# Material provided start
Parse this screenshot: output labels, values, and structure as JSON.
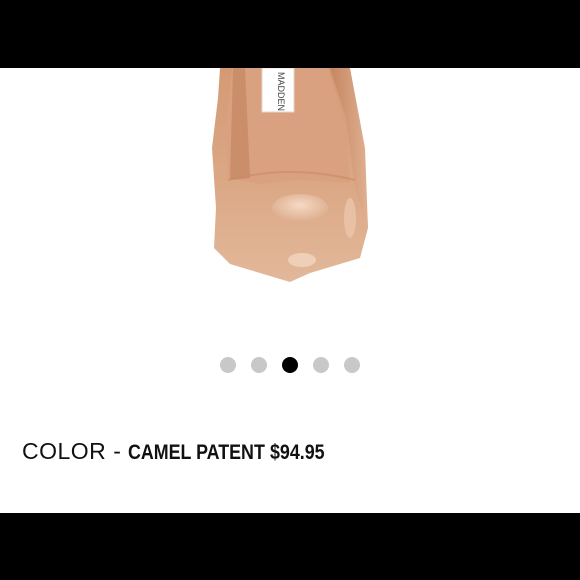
{
  "product": {
    "image_alt": "Camel patent pointed-toe pump",
    "brand_tag": "MADDEN",
    "color_label": "COLOR",
    "color_separator": "-",
    "color_value": "CAMEL PATENT",
    "price": "$94.95",
    "shoe_color": "#d9a684"
  },
  "carousel": {
    "count": 5,
    "active_index": 2,
    "active_color": "#000000",
    "inactive_color": "#c8c8c8"
  }
}
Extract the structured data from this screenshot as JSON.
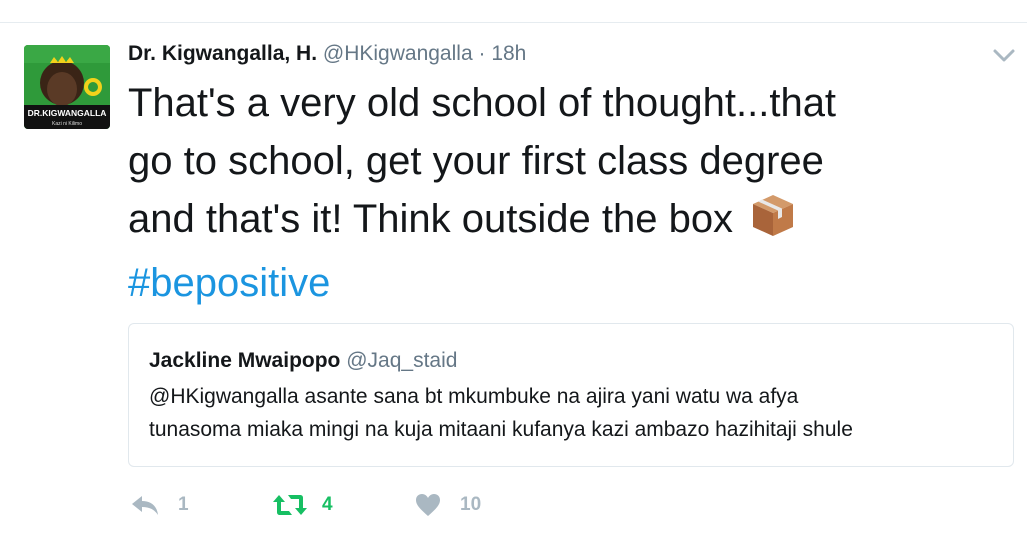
# Material provided end
_Task_
Quote the records above exactly, leaving out any pictures.

_Finished answer_
Parse this screenshot: output labels, values, and structure as JSON.
{
  "product": {
    "image_alt": "Camel patent pointed-toe pump",
    "brand_tag": "MADDEN",
    "color_label": "COLOR",
    "color_separator": "-",
    "color_value": "CAMEL PATENT",
    "price": "$94.95",
    "shoe_color": "#d9a684"
  },
  "carousel": {
    "count": 5,
    "active_index": 2,
    "active_color": "#000000",
    "inactive_color": "#c8c8c8"
  }
}
Extract the structured data from this screenshot as JSON.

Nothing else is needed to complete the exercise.